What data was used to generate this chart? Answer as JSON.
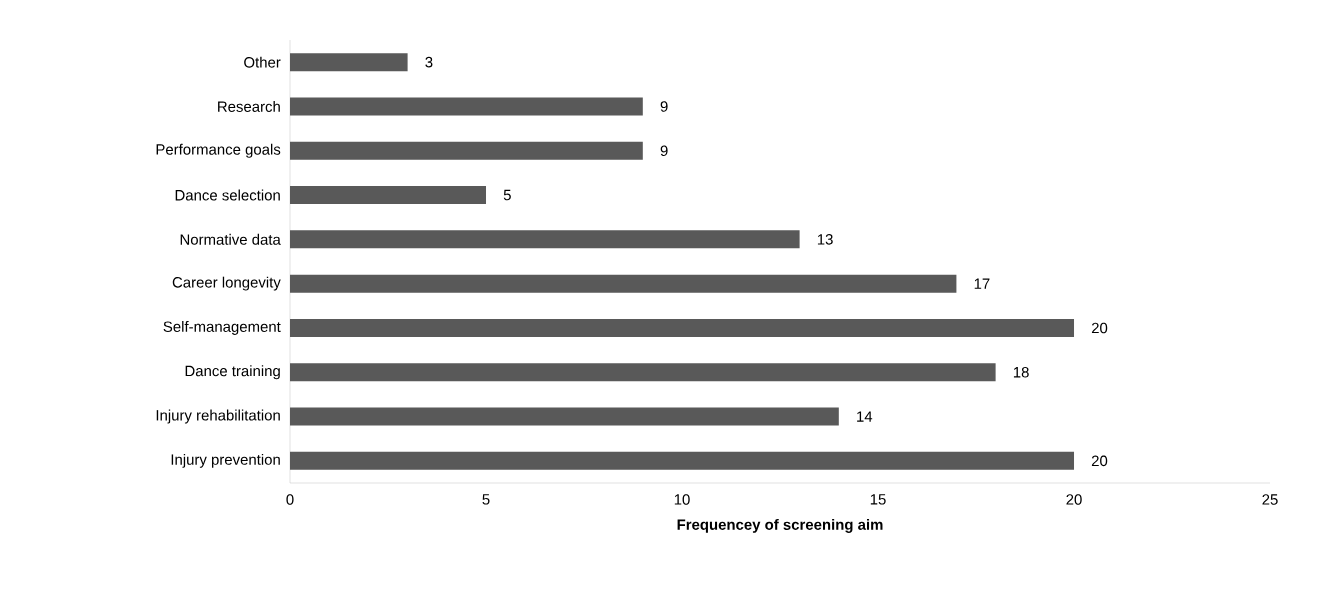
{
  "chart_data": {
    "type": "bar",
    "orientation": "horizontal",
    "xlabel": "Frequencey of screening aim",
    "categories": [
      "Other",
      "Research",
      "Performance goals",
      "Dance  selection",
      "Normative data",
      "Career longevity",
      "Self-management",
      "Dance training",
      "Injury rehabilitation",
      "Injury prevention"
    ],
    "values": [
      3,
      9,
      9,
      5,
      13,
      17,
      20,
      18,
      14,
      20
    ],
    "color": "#595959",
    "xlim": [
      0,
      25
    ],
    "xticks": [
      0,
      5,
      10,
      15,
      20,
      25
    ],
    "data_labels": true,
    "grid": false
  }
}
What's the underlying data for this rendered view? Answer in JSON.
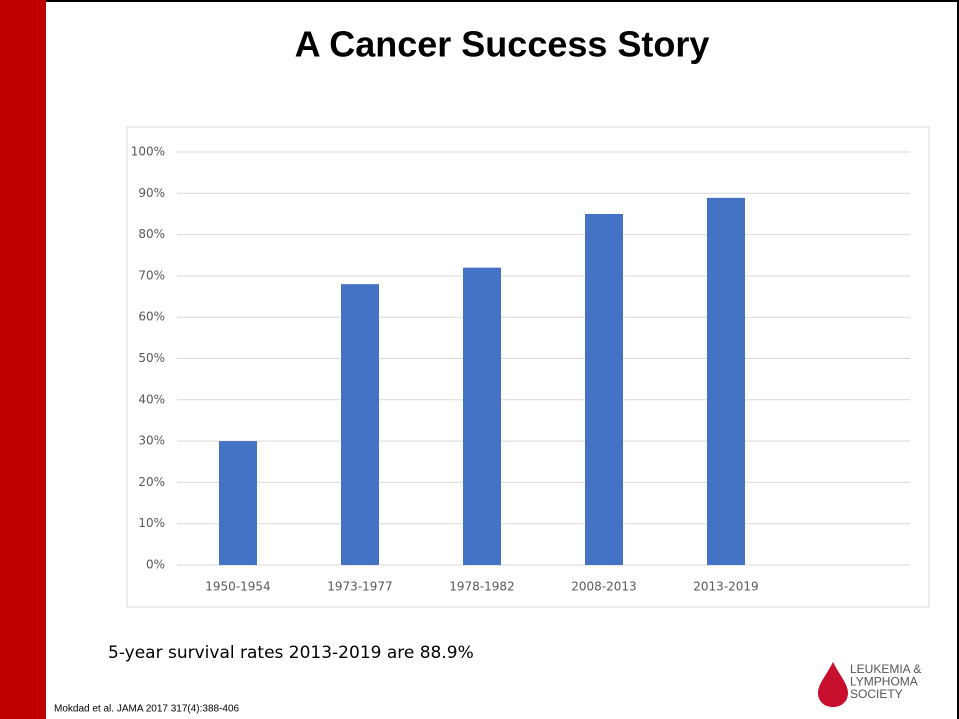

=== Prompt ===
Give the data above again in full and unchanged, skipping the pictures.

=== Solution to the exercise ===
What data was used to generate this chart? Answer as JSON.
{
  "chart_data": {
    "type": "bar",
    "orientation": "horizontal",
    "xlabel": "Frequencey of screening aim",
    "categories": [
      "Other",
      "Research",
      "Performance goals",
      "Dance  selection",
      "Normative data",
      "Career longevity",
      "Self-management",
      "Dance training",
      "Injury rehabilitation",
      "Injury prevention"
    ],
    "values": [
      3,
      9,
      9,
      5,
      13,
      17,
      20,
      18,
      14,
      20
    ],
    "color": "#595959",
    "xlim": [
      0,
      25
    ],
    "xticks": [
      0,
      5,
      10,
      15,
      20,
      25
    ],
    "data_labels": true,
    "grid": false
  }
}
What's the underlying data for this rendered view? Answer in JSON.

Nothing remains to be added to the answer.